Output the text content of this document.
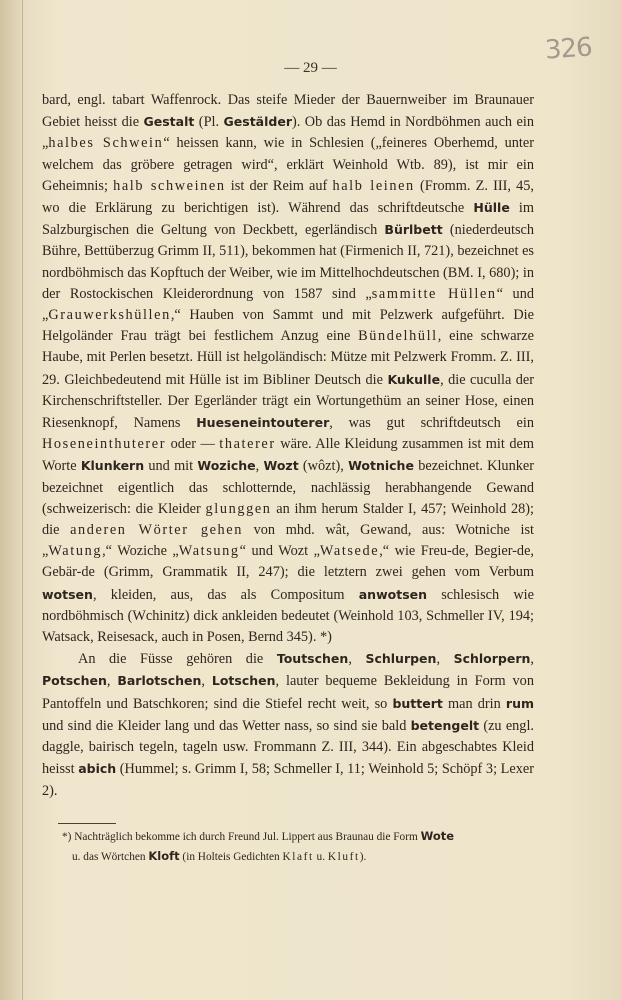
— 29 —
326

bard, engl. tabart Waffenrock. Das steife Mieder der Bauernweiber im Braunauer Gebiet heisst die Gestalt (Pl. Gestälder). Ob das Hemd in Nordböhmen auch ein „halbes Schwein“ heissen kann, wie in Schlesien („feineres Oberhemd, unter welchem das gröbere getragen wird“, erklärt Weinhold Wtb. 89), ist mir ein Geheimnis; halb schweinen ist der Reim auf halb leinen (Fromm. Z. III, 45, wo die Erklärung zu berichtigen ist). Während das schriftdeutsche Hülle im Salzburgischen die Geltung von Deckbett, egerländisch Bürlbett (niederdeutsch Bühre, Bettüberzug Grimm II, 511), bekommen hat (Firmenich II, 721), bezeichnet es nordböhmisch das Kopftuch der Weiber, wie im Mittelhochdeutschen (BM. I, 680); in der Rostockischen Kleiderordnung von 1587 sind „sammitte Hüllen“ und „Grauwerkshüllen,“ Hauben von Sammt und mit Pelzwerk aufgeführt. Die Helgoländer Frau trägt bei festlichem Anzug eine Bündelhüll, eine schwarze Haube, mit Perlen besetzt. Hüll ist helgoländisch: Mütze mit Pelzwerk Fromm. Z. III, 29. Gleichbedeutend mit Hülle ist im Bibliner Deutsch die Kukulle, die cuculla der Kirchenschriftsteller. Der Egerländer trägt ein Wortungethüm an seiner Hose, einen Riesenknopf, Namens Hueseneintouterer, was gut schriftdeutsch ein Hoseneinthuterer oder — thaterer wäre. Alle Kleidung zusammen ist mit dem Worte Klunkern und mit Woziche, Wozt (wôzt), Wotniche bezeichnet. Klunker bezeichnet eigentlich das schlotternde, nachlässig herabhangende Gewand (schweizerisch: die Kleider glunggen an ihm herum Stalder I, 457; Weinhold 28); die anderen Wörter gehen von mhd. wât, Gewand, aus: Wotniche ist „Watung,“ Woziche „Watsung“ und Wozt „Watsede,“ wie Freu-de, Begier-de, Gebär-de (Grimm, Grammatik II, 247); die letztern zwei gehen vom Verbum wotsen, kleiden, aus, das als Compositum anwotsen schlesisch wie nordböhmisch (Wchinitz) dick ankleiden bedeutet (Weinhold 103, Schmeller IV, 194; Watsack, Reisesack, auch in Posen, Bernd 345). *)

An die Füsse gehören die Toutschen, Schlurpen, Schlorpern, Potschen, Barlotschen, Lotschen, lauter bequeme Bekleidung in Form von Pantoffeln und Batschkoren; sind die Stiefel recht weit, so buttert man drin rum und sind die Kleider lang und das Wetter nass, so sind sie bald betengelt (zu engl. daggle, bairisch tegeln, tageln usw. Frommann Z. III, 344). Ein abgeschabtes Kleid heisst abich (Hummel; s. Grimm I, 58; Schmeller I, 11; Weinhold 5; Schöpf 3; Lexer 2).

*) Nachträglich bekomme ich durch Freund Jul. Lippert aus Braunau die Form Wote
u. das Wörtchen Kloft (in Holteis Gedichten Klaft u. Kluft).
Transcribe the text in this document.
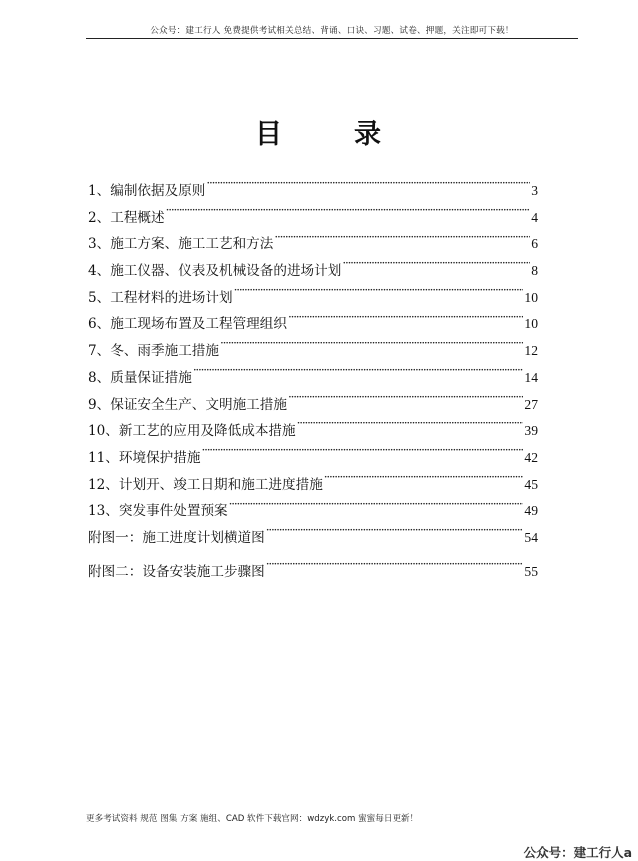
公众号：建工行人 免费提供考试相关总结、背诵、口诀、习题、试卷、押题，关注即可下载！
目	录
1、编制依据及原则 ·····	3
2、工程概述 ·····	4
3、施工方案、施工工艺和方法 ·····	6
4、施工仪器、仪表及机械设备的进场计划 ·····	8
5、工程材料的进场计划 ·····	10
6、施工现场布置及工程管理组织 ·····	10
7、冬、雨季施工措施 ·····	12
8、质量保证措施 ·····	14
9、保证安全生产、文明施工措施 ·····	27
10、新工艺的应用及降低成本措施 ·····	39
11、环境保护措施 ·····	42
12、计划开、竣工日期和施工进度措施 ·····	45
13、突发事件处置预案 ·····	49
附图一：施工进度计划横道图 ·····	54
附图二：设备安装施工步骤图 ·····	55
更多考试资料 规范 图集 方案 施组、CAD 软件下载官网：wdzyk.com 蜜蜜每日更新！
公众号：建工行人a
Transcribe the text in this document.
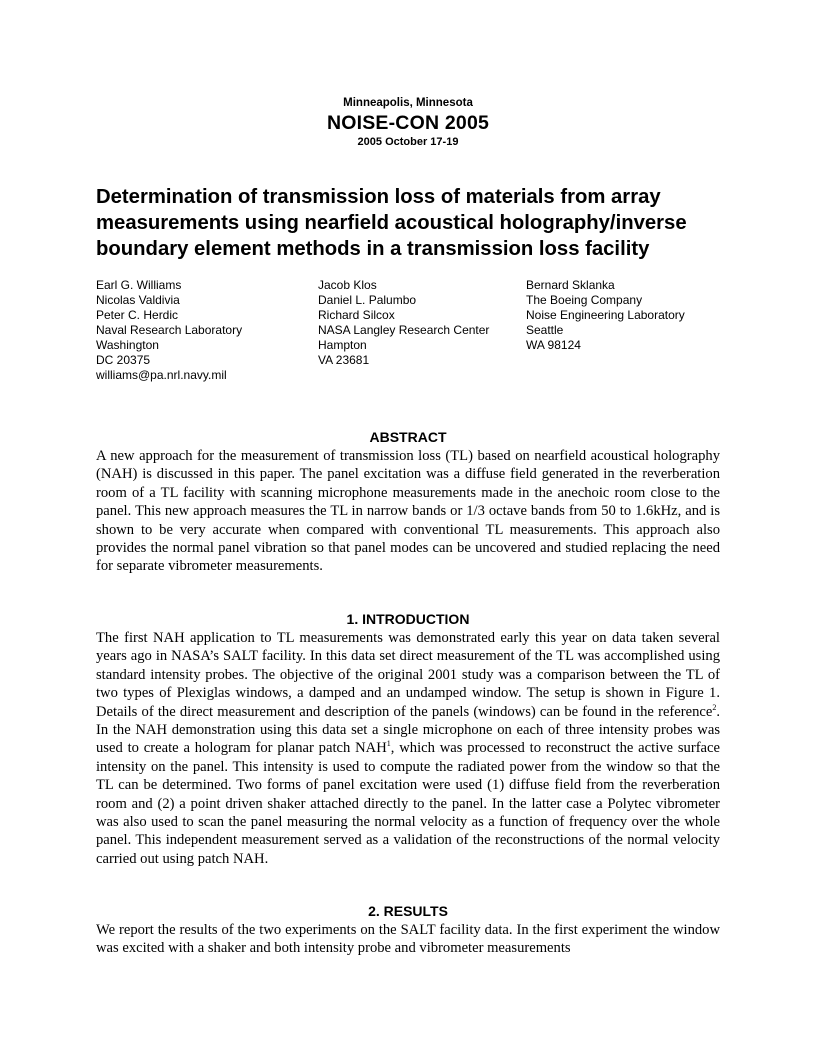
Minneapolis, Minnesota
NOISE-CON 2005
2005 October 17-19
Determination of transmission loss of materials from array measurements using nearfield acoustical holography/inverse boundary element methods in a transmission loss facility
Earl G. Williams
Nicolas Valdivia
Peter C. Herdic
Naval Research Laboratory
Washington
DC 20375
williams@pa.nrl.navy.mil
Jacob Klos
Daniel L. Palumbo
Richard Silcox
NASA Langley Research Center
Hampton
VA 23681
Bernard Sklanka
The Boeing Company
Noise Engineering Laboratory
Seattle
WA 98124
ABSTRACT

A new approach for the measurement of transmission loss (TL) based on nearfield acoustical holography (NAH) is discussed in this paper. The panel excitation was a diffuse field generated in the reverberation room of a TL facility with scanning microphone measurements made in the anechoic room close to the panel. This new approach measures the TL in narrow bands or 1/3 octave bands from 50 to 1.6kHz, and is shown to be very accurate when compared with conventional TL measurements. This approach also provides the normal panel vibration so that panel modes can be uncovered and studied replacing the need for separate vibrometer measurements.

1. INTRODUCTION

The first NAH application to TL measurements was demonstrated early this year on data taken several years ago in NASA’s SALT facility. In this data set direct measurement of the TL was accomplished using standard intensity probes. The objective of the original 2001 study was a comparison between the TL of two types of Plexiglas windows, a damped and an undamped window. The setup is shown in Figure 1. Details of the direct measurement and description of the panels (windows) can be found in the reference$^2$. In the NAH demonstration using this data set a single microphone on each of three intensity probes was used to create a hologram for planar patch NAH$^1$, which was processed to reconstruct the active surface intensity on the panel. This intensity is used to compute the radiated power from the window so that the TL can be determined. Two forms of panel excitation were used (1) diffuse field from the reverberation room and (2) a point driven shaker attached directly to the panel. In the latter case a Polytec vibrometer was also used to scan the panel measuring the normal velocity as a function of frequency over the whole panel. This independent measurement served as a validation of the reconstructions of the normal velocity carried out using patch NAH.

2. RESULTS

We report the results of the two experiments on the SALT facility data. In the first experiment the window was excited with a shaker and both intensity probe and vibrometer measurements
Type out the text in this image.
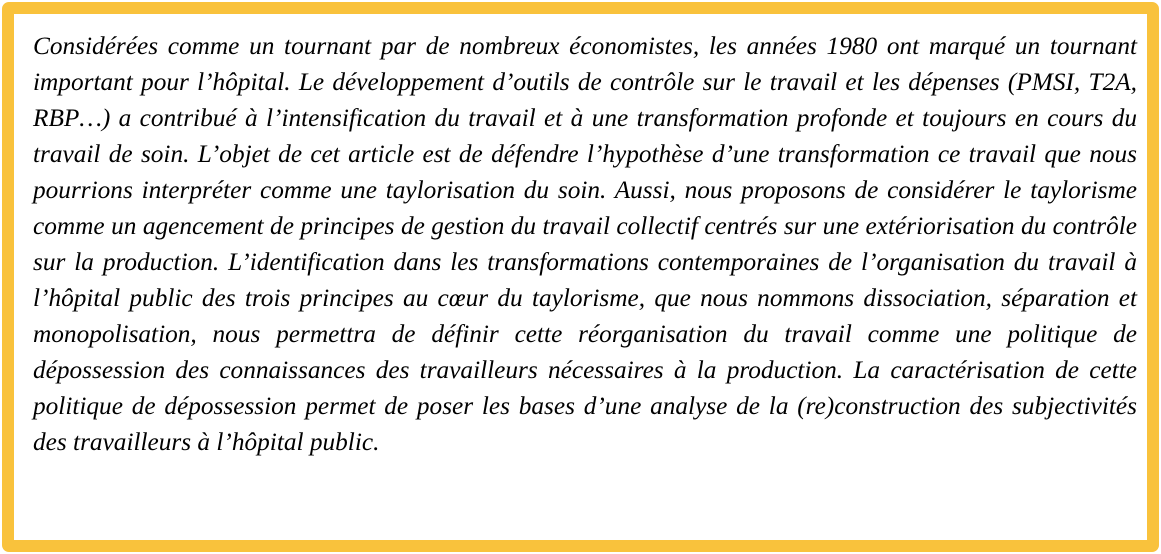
Considérées comme un tournant par de nombreux économistes, les années 1980 ont marqué un tournant important pour l’hôpital. Le développement d’outils de contrôle sur le travail et les dépenses (PMSI, T2A, RBP…) a contribué à l’intensification du travail et à une transformation profonde et toujours en cours du travail de soin. L’objet de cet article est de défendre l’hypothèse d’une transformation ce travail que nous pourrions interpréter comme une taylorisation du soin. Aussi, nous proposons de considérer le taylorisme comme un agencement de principes de gestion du travail collectif centrés sur une extériorisation du contrôle sur la production. L’identification dans les transformations contemporaines de l’organisation du travail à l’hôpital public des trois principes au cœur du taylorisme, que nous nommons dissociation, séparation et monopolisation, nous permettra de définir cette réorganisation du travail comme une politique de dépossession des connaissances des travailleurs nécessaires à la production. La caractérisation de cette politique de dépossession permet de poser les bases d’une analyse de la (re)construction des subjectivités des travailleurs à l’hôpital public.
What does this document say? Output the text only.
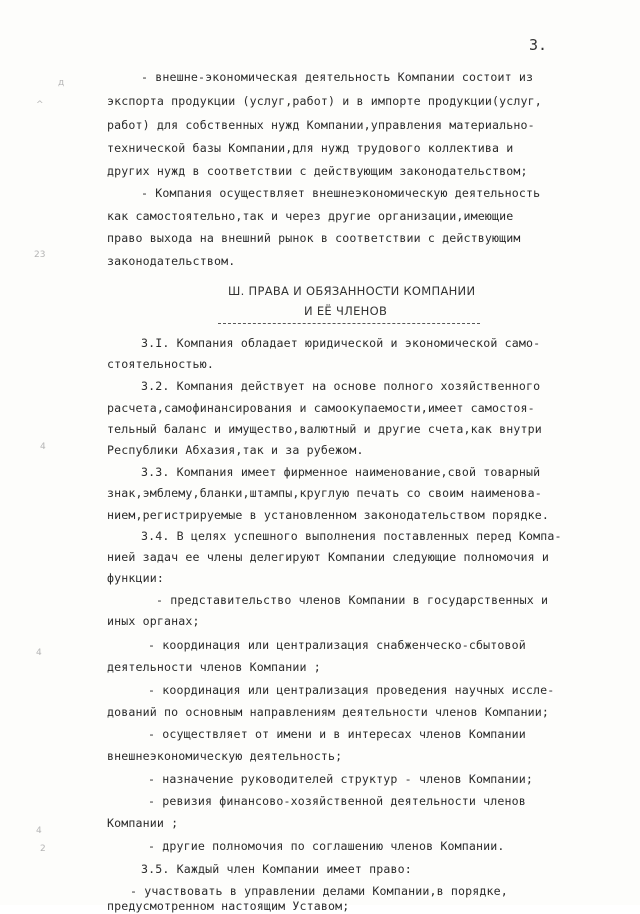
3.
д
^
23
4
4
4
2
- внешне-экономическая деятельность Компании состоит из
экспорта продукции (услуг,работ) и в импорте продукции(услуг,
работ) для собственных нужд Компании,управления материально-
технической базы Компании,для нужд трудового коллектива и
других нужд в соответствии с действующим законодательством;
- Компания осуществляет внешнеэкономическую деятельность
как самостоятельно,так и через другие организации,имеющие
право выхода на внешний рынок в соответствии с действующим
законодательством.
Ш. ПРАВА И ОБЯЗАННОСТИ КОМПАНИИ
И ЕЁ ЧЛЕНОВ
3.I. Компания обладает юридической и экономической само-
стоятельностью.
3.2. Компания действует на основе полного хозяйственного
расчета,самофинансирования и самоокупаемости,имеет самостоя-
тельный баланс и имущество,валютный и другие счета,как внутри
Республики Абхазия,так и за рубежом.
3.3. Компания имеет фирменное наименование,свой товарный
знак,эмблему,бланки,штампы,круглую печать со своим наименова-
нием,регистрируемые в установленном законодательством порядке.
3.4. В целях успешного выполнения поставленных перед Компа-
нией задач ее члены делегируют Компании следующие полномочия и
функции:
- представительство членов Компании в государственных и
иных органах;
- координация или централизация снабженческо-сбытовой
деятельности членов Компании ;
- координация или централизация проведения научных иссле-
дований по основным направлениям деятельности членов Компании;
- осуществляет от имени и в интересах членов Компании
внешнеэкономическую деятельность;
- назначение руководителей структур - членов Компании;
- ревизия финансово-хозяйственной деятельности членов
Компании ;
- другие полномочия по соглашению членов Компании.
3.5. Каждый член Компании имеет право:
- участвовать в управлении делами Компании,в порядке,
предусмотренном настоящим Уставом;
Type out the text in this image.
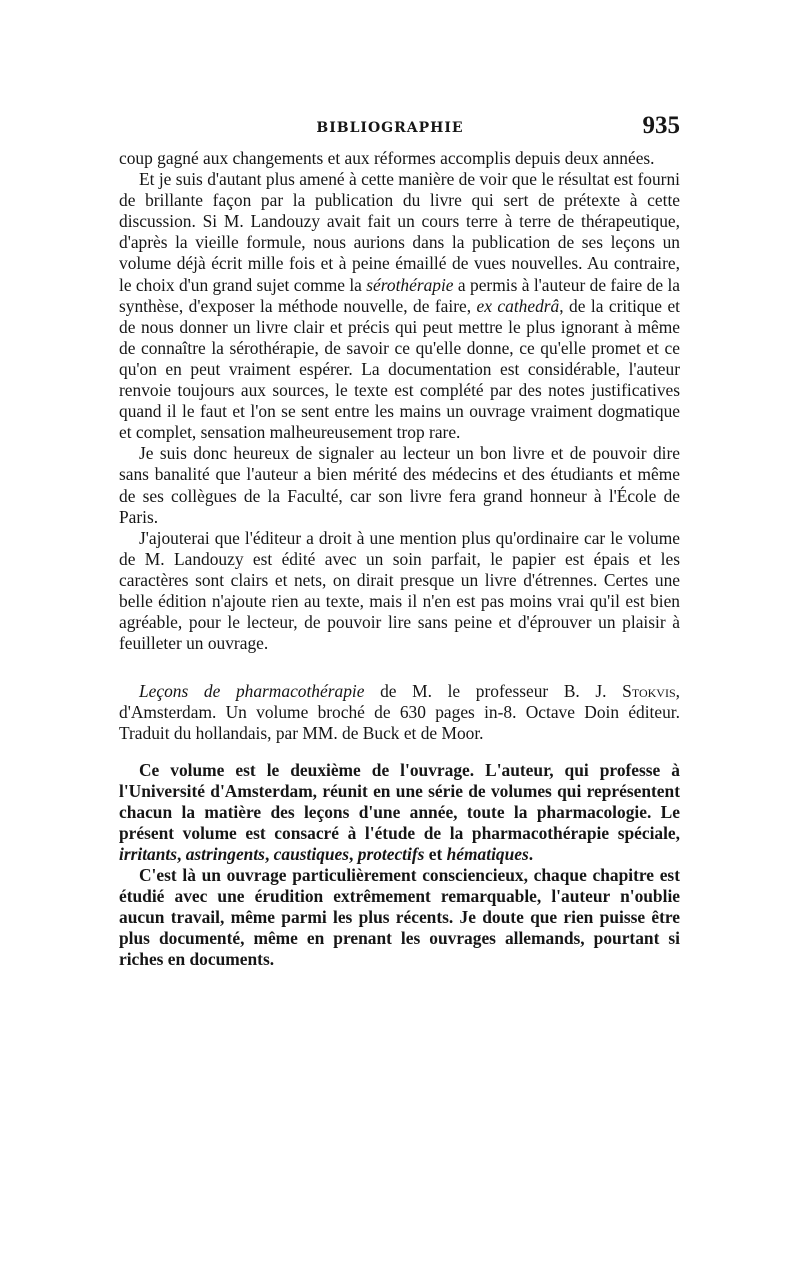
BIBLIOGRAPHIE	935

coup gagné aux changements et aux réformes accomplis depuis deux années.

Et je suis d'autant plus amené à cette manière de voir que le résultat est fourni de brillante façon par la publication du livre qui sert de prétexte à cette discussion. Si M. Landouzy avait fait un cours terre à terre de thérapeutique, d'après la vieille formule, nous aurions dans la publication de ses leçons un volume déjà écrit mille fois et à peine émaillé de vues nouvelles. Au contraire, le choix d'un grand sujet comme la sérothérapie a permis à l'auteur de faire de la synthèse, d'exposer la méthode nouvelle, de faire, ex cathedrâ, de la critique et de nous donner un livre clair et précis qui peut mettre le plus ignorant à même de connaître la sérothérapie, de savoir ce qu'elle donne, ce qu'elle promet et ce qu'on en peut vraiment espérer. La documentation est considérable, l'auteur renvoie toujours aux sources, le texte est complété par des notes justificatives quand il le faut et l'on se sent entre les mains un ouvrage vraiment dogmatique et complet, sensation malheureusement trop rare.

Je suis donc heureux de signaler au lecteur un bon livre et de pouvoir dire sans banalité que l'auteur a bien mérité des médecins et des étudiants et même de ses collègues de la Faculté, car son livre fera grand honneur à l'École de Paris.

J'ajouterai que l'éditeur a droit à une mention plus qu'ordinaire car le volume de M. Landouzy est édité avec un soin parfait, le papier est épais et les caractères sont clairs et nets, on dirait presque un livre d'étrennes. Certes une belle édition n'ajoute rien au texte, mais il n'en est pas moins vrai qu'il est bien agréable, pour le lecteur, de pouvoir lire sans peine et d'éprouver un plaisir à feuilleter un ouvrage.

Leçons de pharmacothérapie de M. le professeur B. J. Stokvis, d'Amsterdam. Un volume broché de 630 pages in-8. Octave Doin éditeur. Traduit du hollandais, par MM. de Buck et de Moor.

Ce volume est le deuxième de l'ouvrage. L'auteur, qui professe à l'Université d'Amsterdam, réunit en une série de volumes qui représentent chacun la matière des leçons d'une année, toute la pharmacologie. Le présent volume est consacré à l'étude de la pharmacothérapie spéciale, irritants, astringents, caustiques, protectifs et hématiques.

C'est là un ouvrage particulièrement consciencieux, chaque chapitre est étudié avec une érudition extrêmement remarquable, l'auteur n'oublie aucun travail, même parmi les plus récents. Je doute que rien puisse être plus documenté, même en prenant les ouvrages allemands, pourtant si riches en documents.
======
**EXERCISE DESCRIPTION**. List the lines of the material in which the word "законодательством" occurs.

**TASK RESPONSE**.
других нужд в соответствии с действующим законодательством;
законодательством.
нием,регистрируемые в установленном законодательством порядке.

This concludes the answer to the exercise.